**TASK INSTRUCTIONS**. Sort through the entries below and pull out lines containing the word "title".
-- PROVIDED RECORDS start --
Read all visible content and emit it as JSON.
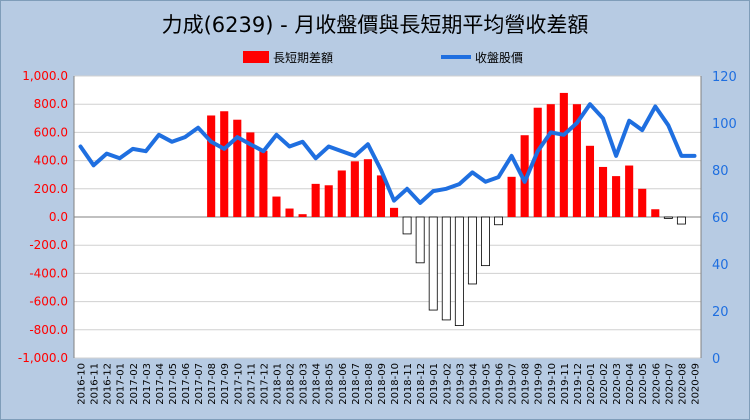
{
  "chart_data": {
    "type": "bar",
    "title": "力成(6239) - 月收盤價與長短期平均營收差額",
    "categories": [
      "2016-10",
      "2016-11",
      "2016-12",
      "2017-01",
      "2017-02",
      "2017-03",
      "2017-04",
      "2017-05",
      "2017-06",
      "2017-07",
      "2017-08",
      "2017-09",
      "2017-10",
      "2017-11",
      "2017-12",
      "2018-01",
      "2018-02",
      "2018-03",
      "2018-04",
      "2018-05",
      "2018-06",
      "2018-07",
      "2018-08",
      "2018-09",
      "2018-10",
      "2018-11",
      "2018-12",
      "2019-01",
      "2019-02",
      "2019-03",
      "2019-04",
      "2019-05",
      "2019-06",
      "2019-07",
      "2019-08",
      "2019-09",
      "2019-10",
      "2019-11",
      "2019-12",
      "2020-01",
      "2020-02",
      "2020-03",
      "2020-04",
      "2020-05",
      "2020-06",
      "2020-07",
      "2020-08",
      "2020-09"
    ],
    "series": [
      {
        "name": "長短期差額",
        "axis": "left",
        "values": [
          0,
          0,
          0,
          0,
          0,
          0,
          0,
          0,
          0,
          0,
          720,
          750,
          690,
          600,
          470,
          145,
          60,
          20,
          235,
          225,
          330,
          395,
          410,
          295,
          65,
          -120,
          -325,
          -660,
          -730,
          -770,
          -475,
          -345,
          -55,
          285,
          580,
          775,
          800,
          880,
          800,
          505,
          355,
          290,
          365,
          200,
          55,
          -10,
          -50,
          0
        ]
      },
      {
        "name": "收盤股價",
        "axis": "right",
        "values": [
          90,
          82,
          87,
          85,
          89,
          88,
          95,
          92,
          94,
          98,
          92,
          89,
          94,
          91,
          88,
          95,
          90,
          92,
          85,
          90,
          88,
          86,
          91,
          80,
          67,
          72,
          66,
          71,
          72,
          74,
          79,
          75,
          77,
          86,
          75,
          88,
          96,
          95,
          100,
          108,
          102,
          86,
          101,
          97,
          107,
          99,
          86,
          86
        ]
      }
    ],
    "ylim": [
      -1000,
      1000
    ],
    "y_ticks": [
      "1,000.0",
      "800.0",
      "600.0",
      "400.0",
      "200.0",
      "0.0",
      "-200.0",
      "-400.0",
      "-600.0",
      "-800.0",
      "-1,000.0"
    ],
    "y2lim": [
      0,
      120
    ],
    "y2_ticks": [
      "120",
      "100",
      "80",
      "60",
      "40",
      "20",
      "0"
    ],
    "legend_position": "top-center",
    "grid": true,
    "colors": {
      "positive_bar": "#ff0000",
      "negative_bar": "#ffffff",
      "line": "#1f6fe0",
      "axis_left_text": "#ff0000",
      "axis_right_text": "#1f6fe0",
      "background": "#b7cbe3",
      "plot_background": "#ffffff"
    }
  }
}
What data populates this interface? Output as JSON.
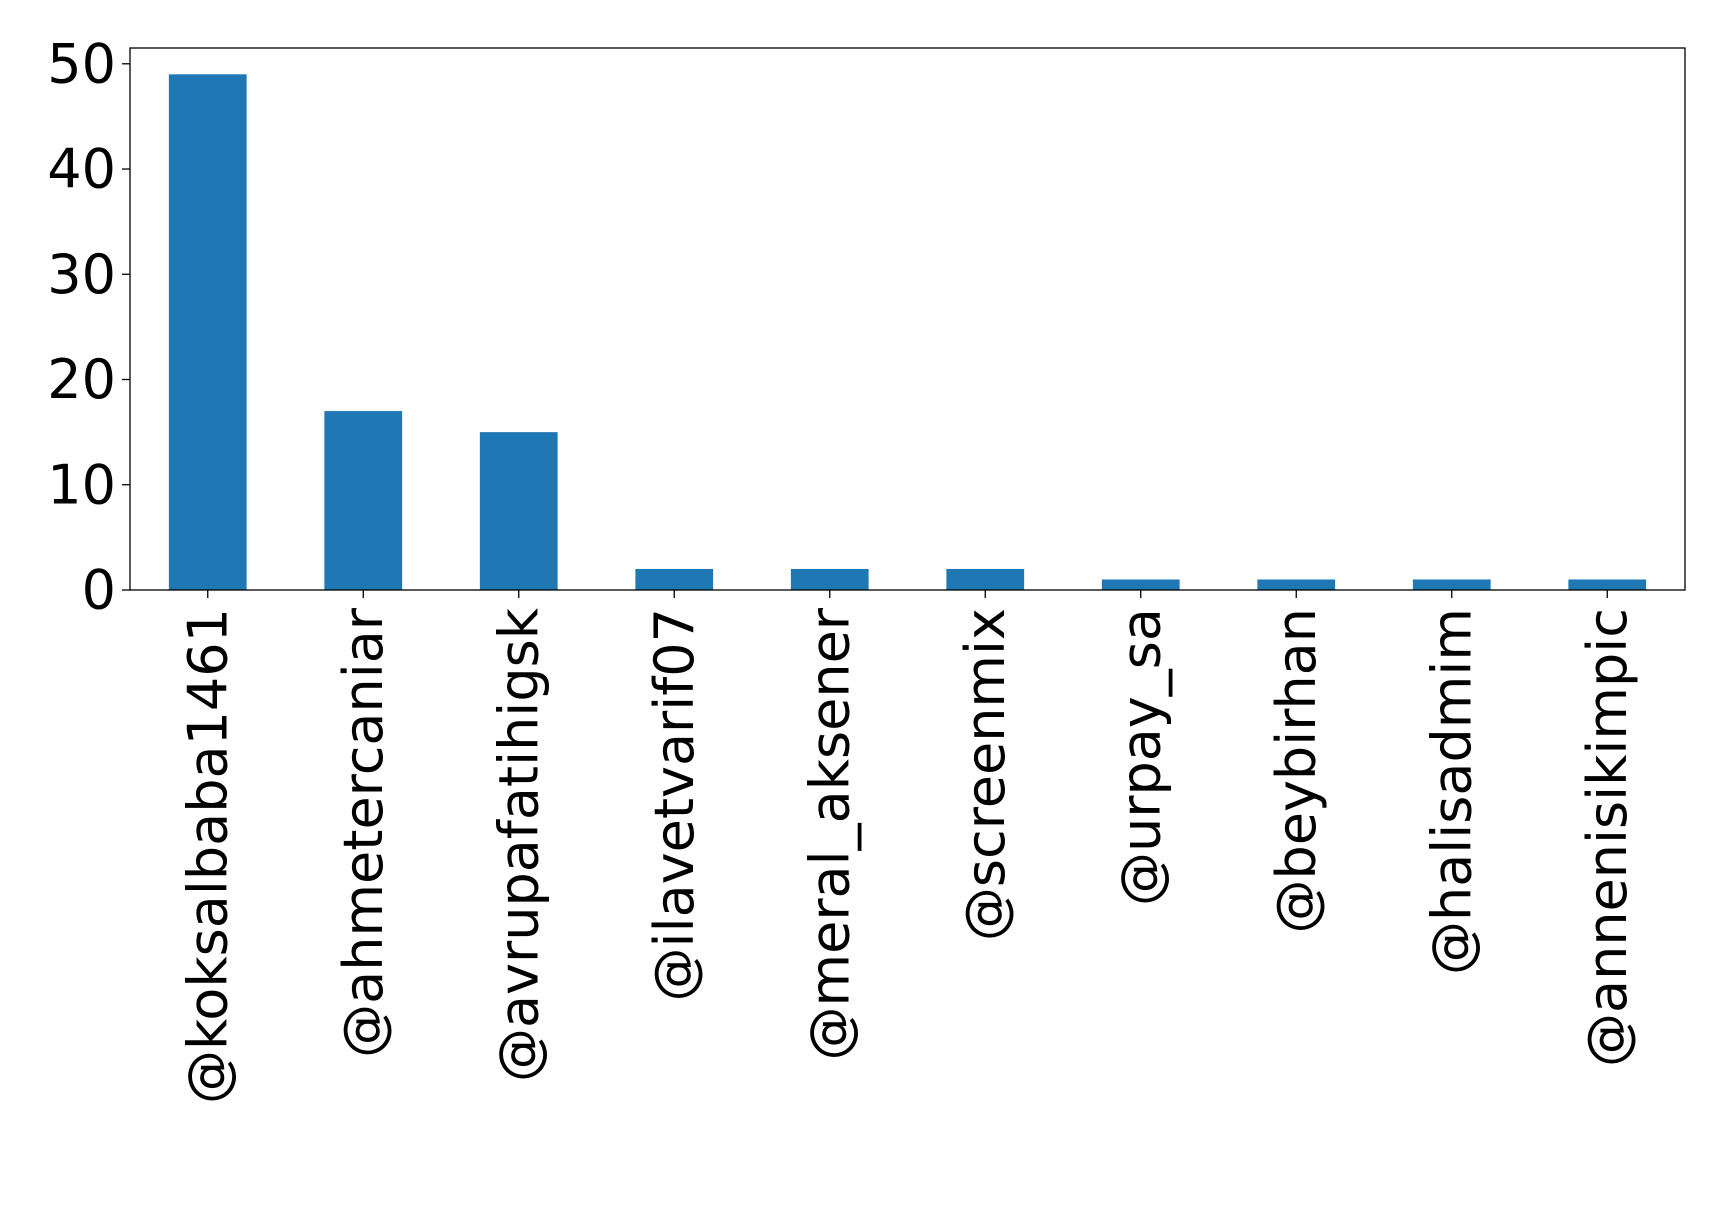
{
  "chart_data": {
    "type": "bar",
    "title": "",
    "xlabel": "",
    "ylabel": "",
    "categories": [
      "@koksalbaba1461",
      "@ahmetercaniar",
      "@avrupafatihigsk",
      "@ilavetvarif07",
      "@meral_aksener",
      "@screenmix",
      "@urpay_sa",
      "@beybirhan",
      "@halisadmim",
      "@annenisikimpic"
    ],
    "values": [
      49,
      17,
      15,
      2,
      2,
      2,
      1,
      1,
      1,
      1
    ],
    "ylim": [
      0,
      51.5
    ],
    "yticks": [
      0,
      10,
      20,
      30,
      40,
      50
    ],
    "grid": false,
    "legend": "none",
    "bar_color": "#1f77b4"
  }
}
-- PROVIDED RECORDS end --
**WRITTEN RESPONSE**.
    "title": "力成(6239) - 月收盤價與長短期平均營收差額",
    "title": "",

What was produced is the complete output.